TASK PROMPT: Pull out every line containing the string "eigen".

*** EXTRACTED INFORMATION ***

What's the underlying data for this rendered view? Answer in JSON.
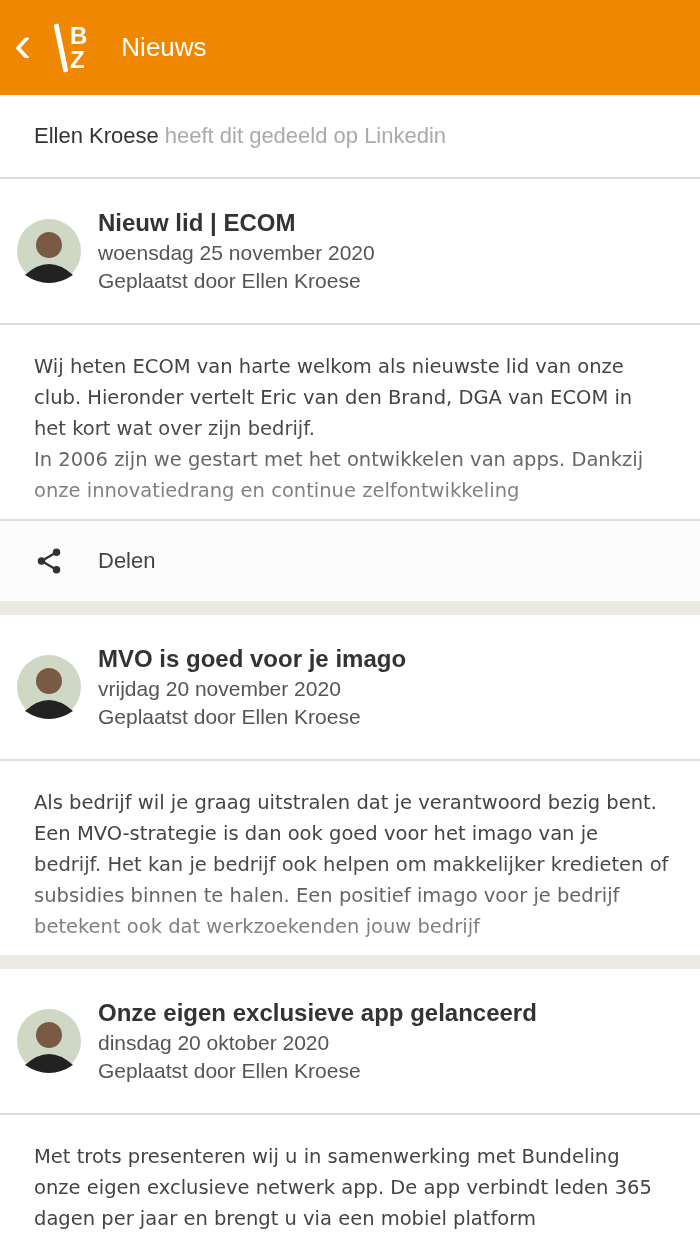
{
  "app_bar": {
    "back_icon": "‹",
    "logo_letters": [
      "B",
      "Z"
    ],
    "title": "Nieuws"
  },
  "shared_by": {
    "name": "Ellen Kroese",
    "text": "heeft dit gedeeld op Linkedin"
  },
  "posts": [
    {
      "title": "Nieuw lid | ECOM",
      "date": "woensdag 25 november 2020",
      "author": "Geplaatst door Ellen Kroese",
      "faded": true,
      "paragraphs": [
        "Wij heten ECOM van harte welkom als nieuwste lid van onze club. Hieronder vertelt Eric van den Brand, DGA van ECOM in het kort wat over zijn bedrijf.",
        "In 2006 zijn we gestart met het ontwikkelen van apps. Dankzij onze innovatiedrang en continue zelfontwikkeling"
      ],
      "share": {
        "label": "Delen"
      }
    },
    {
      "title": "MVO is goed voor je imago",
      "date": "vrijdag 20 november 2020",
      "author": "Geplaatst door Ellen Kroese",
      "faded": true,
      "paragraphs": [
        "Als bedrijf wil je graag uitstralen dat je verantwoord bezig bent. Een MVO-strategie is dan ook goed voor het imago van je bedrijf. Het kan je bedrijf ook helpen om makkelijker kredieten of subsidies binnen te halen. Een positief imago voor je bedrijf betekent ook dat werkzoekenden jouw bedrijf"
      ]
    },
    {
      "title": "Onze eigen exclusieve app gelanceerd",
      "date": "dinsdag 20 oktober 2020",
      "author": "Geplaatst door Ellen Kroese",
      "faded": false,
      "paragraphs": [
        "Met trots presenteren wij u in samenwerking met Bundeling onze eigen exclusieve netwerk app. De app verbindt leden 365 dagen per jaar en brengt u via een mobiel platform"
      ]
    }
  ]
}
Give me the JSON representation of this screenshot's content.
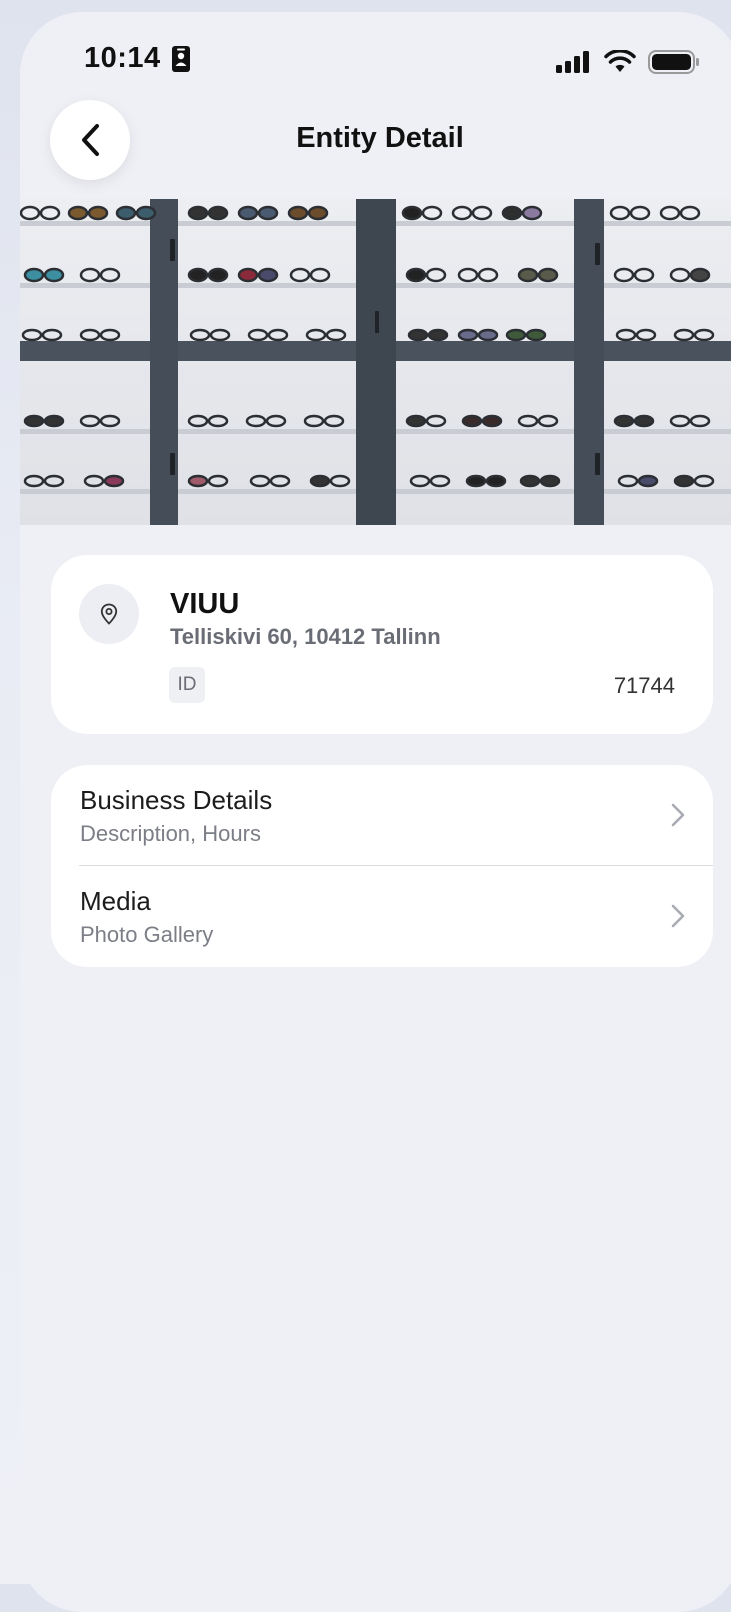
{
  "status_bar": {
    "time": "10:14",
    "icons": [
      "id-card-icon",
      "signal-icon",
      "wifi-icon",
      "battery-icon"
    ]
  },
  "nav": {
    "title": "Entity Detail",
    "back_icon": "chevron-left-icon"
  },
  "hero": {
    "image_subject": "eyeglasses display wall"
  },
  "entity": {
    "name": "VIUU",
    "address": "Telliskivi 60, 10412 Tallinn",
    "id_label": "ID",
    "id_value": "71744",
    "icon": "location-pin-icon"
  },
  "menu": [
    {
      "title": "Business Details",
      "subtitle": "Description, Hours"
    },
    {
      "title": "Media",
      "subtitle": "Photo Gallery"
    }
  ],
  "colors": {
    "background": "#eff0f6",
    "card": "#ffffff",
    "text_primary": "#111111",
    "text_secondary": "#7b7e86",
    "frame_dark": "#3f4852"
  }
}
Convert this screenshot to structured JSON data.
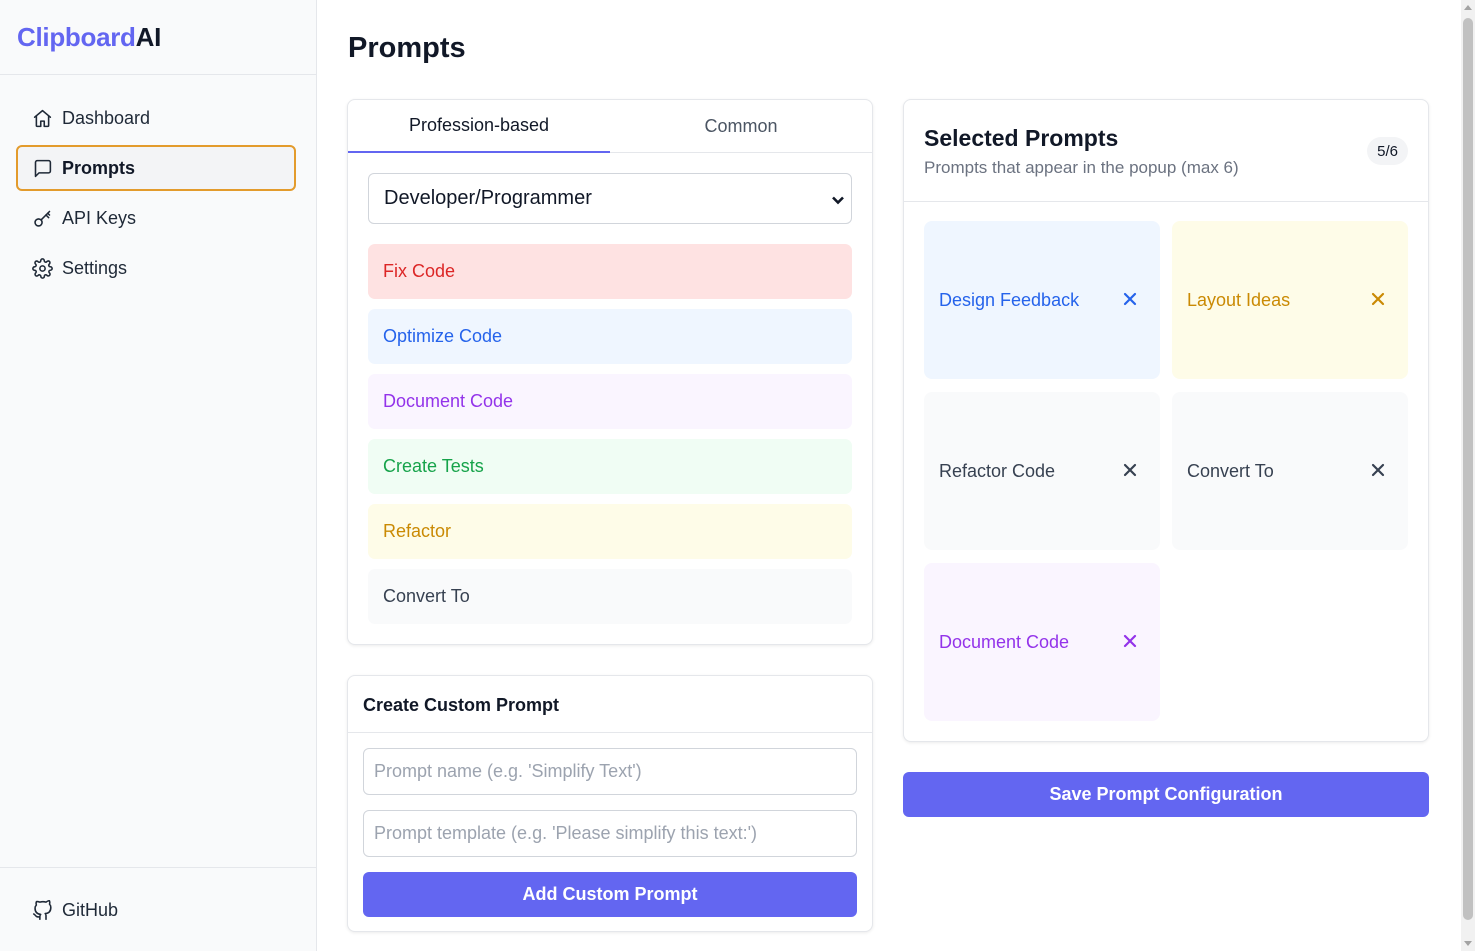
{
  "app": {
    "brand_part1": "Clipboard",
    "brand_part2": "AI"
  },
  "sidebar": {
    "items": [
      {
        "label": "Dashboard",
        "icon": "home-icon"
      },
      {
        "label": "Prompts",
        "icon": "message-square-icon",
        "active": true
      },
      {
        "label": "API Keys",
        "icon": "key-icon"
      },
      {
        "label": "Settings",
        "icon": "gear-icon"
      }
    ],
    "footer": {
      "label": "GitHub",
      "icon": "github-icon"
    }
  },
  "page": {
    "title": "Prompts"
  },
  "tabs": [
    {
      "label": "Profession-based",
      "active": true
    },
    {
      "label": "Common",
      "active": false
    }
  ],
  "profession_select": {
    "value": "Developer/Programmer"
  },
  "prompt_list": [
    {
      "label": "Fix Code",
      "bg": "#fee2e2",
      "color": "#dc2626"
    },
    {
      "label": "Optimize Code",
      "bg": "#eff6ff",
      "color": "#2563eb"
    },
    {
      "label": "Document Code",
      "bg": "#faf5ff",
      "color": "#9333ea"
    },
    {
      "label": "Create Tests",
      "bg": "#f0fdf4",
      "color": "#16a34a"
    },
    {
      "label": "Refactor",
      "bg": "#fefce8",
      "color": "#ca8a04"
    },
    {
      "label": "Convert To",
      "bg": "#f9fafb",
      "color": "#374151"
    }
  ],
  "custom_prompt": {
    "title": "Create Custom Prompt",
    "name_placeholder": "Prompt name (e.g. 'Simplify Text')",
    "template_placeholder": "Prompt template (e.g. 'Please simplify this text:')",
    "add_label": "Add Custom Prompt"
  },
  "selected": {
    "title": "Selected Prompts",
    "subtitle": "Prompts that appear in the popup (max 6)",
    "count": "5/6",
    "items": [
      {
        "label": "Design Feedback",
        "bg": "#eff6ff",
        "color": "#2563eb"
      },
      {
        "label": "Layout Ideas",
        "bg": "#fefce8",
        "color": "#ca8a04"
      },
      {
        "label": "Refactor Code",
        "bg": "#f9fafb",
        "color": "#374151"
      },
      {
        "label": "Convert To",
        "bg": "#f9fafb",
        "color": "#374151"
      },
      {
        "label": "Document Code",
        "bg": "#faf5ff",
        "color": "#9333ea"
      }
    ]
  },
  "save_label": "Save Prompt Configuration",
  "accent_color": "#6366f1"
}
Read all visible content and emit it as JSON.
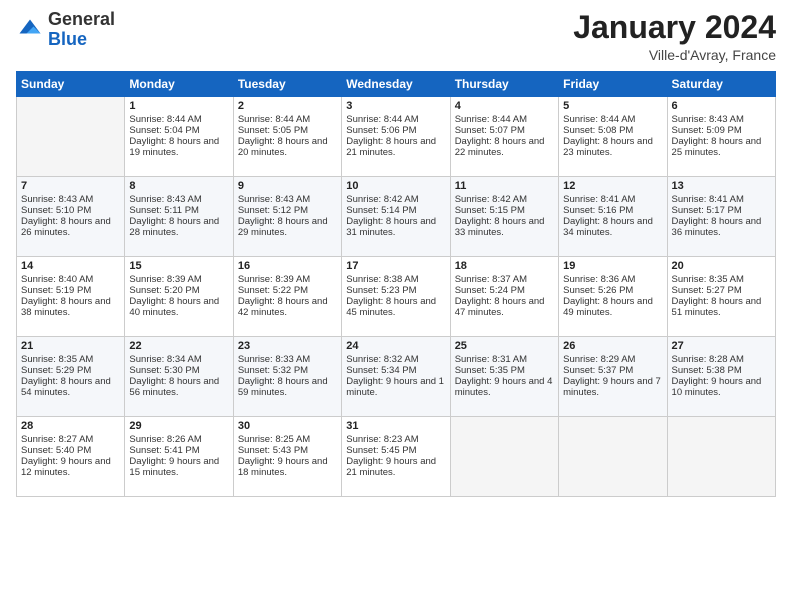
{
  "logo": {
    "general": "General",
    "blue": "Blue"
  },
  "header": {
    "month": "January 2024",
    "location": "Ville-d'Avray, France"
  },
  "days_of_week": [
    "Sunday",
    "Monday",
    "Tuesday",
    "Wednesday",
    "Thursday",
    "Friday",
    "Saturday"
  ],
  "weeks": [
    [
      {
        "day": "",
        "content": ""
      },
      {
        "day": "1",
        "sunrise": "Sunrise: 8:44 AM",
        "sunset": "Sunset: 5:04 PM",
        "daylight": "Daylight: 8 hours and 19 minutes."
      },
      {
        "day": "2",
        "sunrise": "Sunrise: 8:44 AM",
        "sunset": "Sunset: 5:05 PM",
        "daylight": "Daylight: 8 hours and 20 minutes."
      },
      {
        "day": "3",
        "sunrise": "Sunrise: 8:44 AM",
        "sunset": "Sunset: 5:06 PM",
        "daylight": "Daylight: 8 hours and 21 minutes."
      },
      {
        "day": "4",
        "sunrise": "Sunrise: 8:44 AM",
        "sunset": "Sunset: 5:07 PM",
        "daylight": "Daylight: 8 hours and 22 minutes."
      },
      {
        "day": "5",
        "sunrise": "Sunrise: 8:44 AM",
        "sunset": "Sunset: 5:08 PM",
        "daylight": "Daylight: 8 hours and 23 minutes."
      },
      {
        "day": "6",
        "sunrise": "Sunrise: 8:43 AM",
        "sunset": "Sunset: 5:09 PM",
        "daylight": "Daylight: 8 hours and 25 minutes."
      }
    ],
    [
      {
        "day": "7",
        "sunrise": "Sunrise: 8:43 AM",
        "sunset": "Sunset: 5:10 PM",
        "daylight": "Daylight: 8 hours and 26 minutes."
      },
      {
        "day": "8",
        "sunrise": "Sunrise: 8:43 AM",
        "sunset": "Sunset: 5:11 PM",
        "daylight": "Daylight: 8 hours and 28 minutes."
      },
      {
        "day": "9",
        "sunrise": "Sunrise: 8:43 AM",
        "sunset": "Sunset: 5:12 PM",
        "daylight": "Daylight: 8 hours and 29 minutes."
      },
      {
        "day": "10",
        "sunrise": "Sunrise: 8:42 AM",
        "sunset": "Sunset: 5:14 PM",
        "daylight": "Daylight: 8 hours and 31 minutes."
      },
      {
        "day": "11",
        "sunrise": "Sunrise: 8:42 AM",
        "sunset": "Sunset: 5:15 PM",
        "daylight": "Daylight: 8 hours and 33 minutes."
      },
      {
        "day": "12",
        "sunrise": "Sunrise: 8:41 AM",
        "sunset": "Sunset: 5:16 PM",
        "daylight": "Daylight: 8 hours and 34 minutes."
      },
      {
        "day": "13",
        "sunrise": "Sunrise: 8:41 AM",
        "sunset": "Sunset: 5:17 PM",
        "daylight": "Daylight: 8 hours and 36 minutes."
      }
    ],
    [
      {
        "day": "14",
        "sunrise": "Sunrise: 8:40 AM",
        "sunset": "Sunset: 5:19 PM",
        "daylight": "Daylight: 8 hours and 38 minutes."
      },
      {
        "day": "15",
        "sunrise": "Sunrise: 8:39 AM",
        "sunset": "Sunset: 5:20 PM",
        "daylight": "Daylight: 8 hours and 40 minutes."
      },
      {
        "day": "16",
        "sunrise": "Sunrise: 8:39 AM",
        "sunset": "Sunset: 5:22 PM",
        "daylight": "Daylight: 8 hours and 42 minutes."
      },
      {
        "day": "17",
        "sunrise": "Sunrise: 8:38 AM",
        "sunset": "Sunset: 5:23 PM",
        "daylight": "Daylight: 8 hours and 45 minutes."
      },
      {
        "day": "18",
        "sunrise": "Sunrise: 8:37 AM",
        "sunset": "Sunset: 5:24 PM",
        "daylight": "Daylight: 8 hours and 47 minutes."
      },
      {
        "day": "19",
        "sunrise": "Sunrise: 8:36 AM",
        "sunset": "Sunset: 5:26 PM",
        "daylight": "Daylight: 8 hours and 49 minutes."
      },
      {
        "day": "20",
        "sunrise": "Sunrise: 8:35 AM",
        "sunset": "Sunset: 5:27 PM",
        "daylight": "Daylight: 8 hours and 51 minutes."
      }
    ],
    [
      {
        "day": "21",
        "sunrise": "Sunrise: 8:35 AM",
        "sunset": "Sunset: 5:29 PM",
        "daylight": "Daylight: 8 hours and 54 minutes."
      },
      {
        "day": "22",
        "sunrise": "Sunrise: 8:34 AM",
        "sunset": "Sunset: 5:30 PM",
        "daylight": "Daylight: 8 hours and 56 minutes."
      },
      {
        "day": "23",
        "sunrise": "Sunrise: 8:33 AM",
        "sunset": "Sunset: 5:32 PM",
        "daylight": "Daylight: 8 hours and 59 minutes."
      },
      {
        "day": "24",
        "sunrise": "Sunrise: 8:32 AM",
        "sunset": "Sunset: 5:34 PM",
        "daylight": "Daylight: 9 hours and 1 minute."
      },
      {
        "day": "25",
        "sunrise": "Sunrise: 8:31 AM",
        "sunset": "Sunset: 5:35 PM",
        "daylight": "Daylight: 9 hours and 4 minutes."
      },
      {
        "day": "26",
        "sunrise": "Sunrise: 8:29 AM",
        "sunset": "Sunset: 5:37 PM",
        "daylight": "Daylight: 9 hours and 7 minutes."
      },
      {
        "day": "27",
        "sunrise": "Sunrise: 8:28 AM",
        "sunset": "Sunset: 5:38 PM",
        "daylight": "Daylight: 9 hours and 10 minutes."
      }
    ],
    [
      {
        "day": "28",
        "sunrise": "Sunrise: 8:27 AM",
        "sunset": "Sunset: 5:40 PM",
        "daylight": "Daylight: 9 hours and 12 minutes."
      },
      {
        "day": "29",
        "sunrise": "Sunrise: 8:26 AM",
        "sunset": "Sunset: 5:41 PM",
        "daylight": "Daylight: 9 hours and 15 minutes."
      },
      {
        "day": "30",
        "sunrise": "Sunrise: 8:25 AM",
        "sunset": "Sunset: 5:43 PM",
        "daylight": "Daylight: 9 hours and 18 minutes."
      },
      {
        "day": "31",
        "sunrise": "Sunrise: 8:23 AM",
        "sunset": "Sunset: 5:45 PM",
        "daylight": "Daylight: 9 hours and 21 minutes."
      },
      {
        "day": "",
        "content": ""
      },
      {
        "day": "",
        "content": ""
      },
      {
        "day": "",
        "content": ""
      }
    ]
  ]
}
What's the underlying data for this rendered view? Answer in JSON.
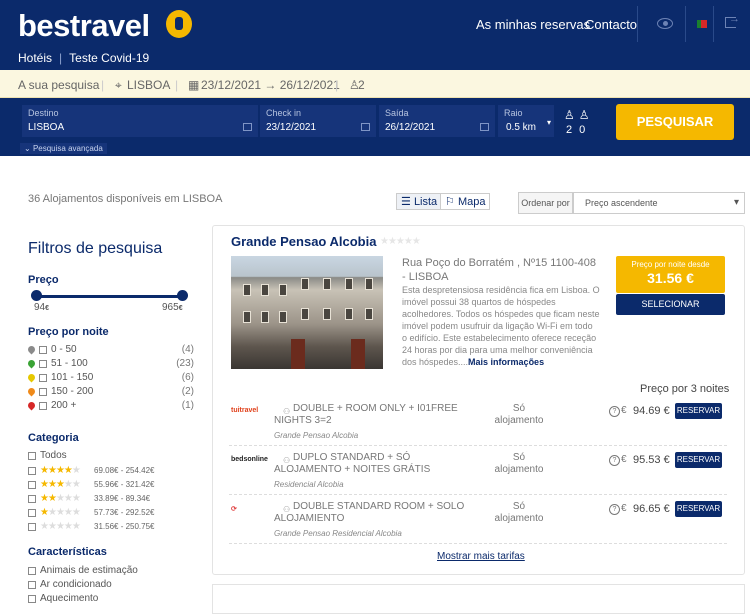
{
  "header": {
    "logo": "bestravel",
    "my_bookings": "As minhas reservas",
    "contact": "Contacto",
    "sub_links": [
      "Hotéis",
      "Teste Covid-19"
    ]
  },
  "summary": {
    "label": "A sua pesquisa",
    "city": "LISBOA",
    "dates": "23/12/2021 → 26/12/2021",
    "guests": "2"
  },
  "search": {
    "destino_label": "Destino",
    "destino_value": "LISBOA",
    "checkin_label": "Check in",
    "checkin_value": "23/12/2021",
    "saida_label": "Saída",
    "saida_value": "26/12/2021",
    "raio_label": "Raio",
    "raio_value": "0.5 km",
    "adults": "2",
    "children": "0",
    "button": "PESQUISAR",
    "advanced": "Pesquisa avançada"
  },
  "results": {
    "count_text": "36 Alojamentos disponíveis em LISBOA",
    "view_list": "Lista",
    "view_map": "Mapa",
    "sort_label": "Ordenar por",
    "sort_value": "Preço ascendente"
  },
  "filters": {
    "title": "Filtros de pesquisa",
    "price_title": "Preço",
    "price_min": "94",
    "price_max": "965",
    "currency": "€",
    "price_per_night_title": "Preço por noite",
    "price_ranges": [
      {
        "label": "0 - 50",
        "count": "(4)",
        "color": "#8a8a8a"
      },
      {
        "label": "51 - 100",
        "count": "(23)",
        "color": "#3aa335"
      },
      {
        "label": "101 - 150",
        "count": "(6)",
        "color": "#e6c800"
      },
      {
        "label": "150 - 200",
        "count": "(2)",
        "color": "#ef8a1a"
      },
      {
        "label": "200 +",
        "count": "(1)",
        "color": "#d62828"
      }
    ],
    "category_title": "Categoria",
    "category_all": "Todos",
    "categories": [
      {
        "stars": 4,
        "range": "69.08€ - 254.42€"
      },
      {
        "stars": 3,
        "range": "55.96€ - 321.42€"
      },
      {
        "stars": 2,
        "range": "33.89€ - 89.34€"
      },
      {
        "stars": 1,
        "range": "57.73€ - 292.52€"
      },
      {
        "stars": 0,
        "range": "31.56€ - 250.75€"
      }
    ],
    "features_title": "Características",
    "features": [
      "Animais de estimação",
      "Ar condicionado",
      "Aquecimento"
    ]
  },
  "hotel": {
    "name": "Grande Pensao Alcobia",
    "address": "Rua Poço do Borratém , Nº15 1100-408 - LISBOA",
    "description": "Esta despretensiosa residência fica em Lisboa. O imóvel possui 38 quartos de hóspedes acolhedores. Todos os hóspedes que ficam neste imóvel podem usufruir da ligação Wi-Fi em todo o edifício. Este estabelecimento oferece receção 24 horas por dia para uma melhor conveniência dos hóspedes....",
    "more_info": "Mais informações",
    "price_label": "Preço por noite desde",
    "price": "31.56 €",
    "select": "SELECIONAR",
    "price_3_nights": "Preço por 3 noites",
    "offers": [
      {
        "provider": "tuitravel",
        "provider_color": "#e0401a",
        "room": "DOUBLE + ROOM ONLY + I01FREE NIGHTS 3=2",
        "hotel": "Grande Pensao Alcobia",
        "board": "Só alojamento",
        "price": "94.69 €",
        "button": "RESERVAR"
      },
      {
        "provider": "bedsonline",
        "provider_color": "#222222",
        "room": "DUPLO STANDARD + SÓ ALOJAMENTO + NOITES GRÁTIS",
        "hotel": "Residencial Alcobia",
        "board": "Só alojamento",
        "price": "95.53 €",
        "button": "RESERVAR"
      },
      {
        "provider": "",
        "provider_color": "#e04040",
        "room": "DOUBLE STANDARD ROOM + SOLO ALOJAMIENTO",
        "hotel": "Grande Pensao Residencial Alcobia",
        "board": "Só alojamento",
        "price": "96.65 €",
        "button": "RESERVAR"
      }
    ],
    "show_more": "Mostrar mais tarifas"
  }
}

***

IN RESPONSE:
      "title": "Onze eigen exclusieve app gelanceerd",
        "Met trots presenteren wij u in samenwerking met Bundeling onze eigen exclusieve netwerk app. De app verbindt leden 365 dagen per jaar en brengt u via een mobiel platform"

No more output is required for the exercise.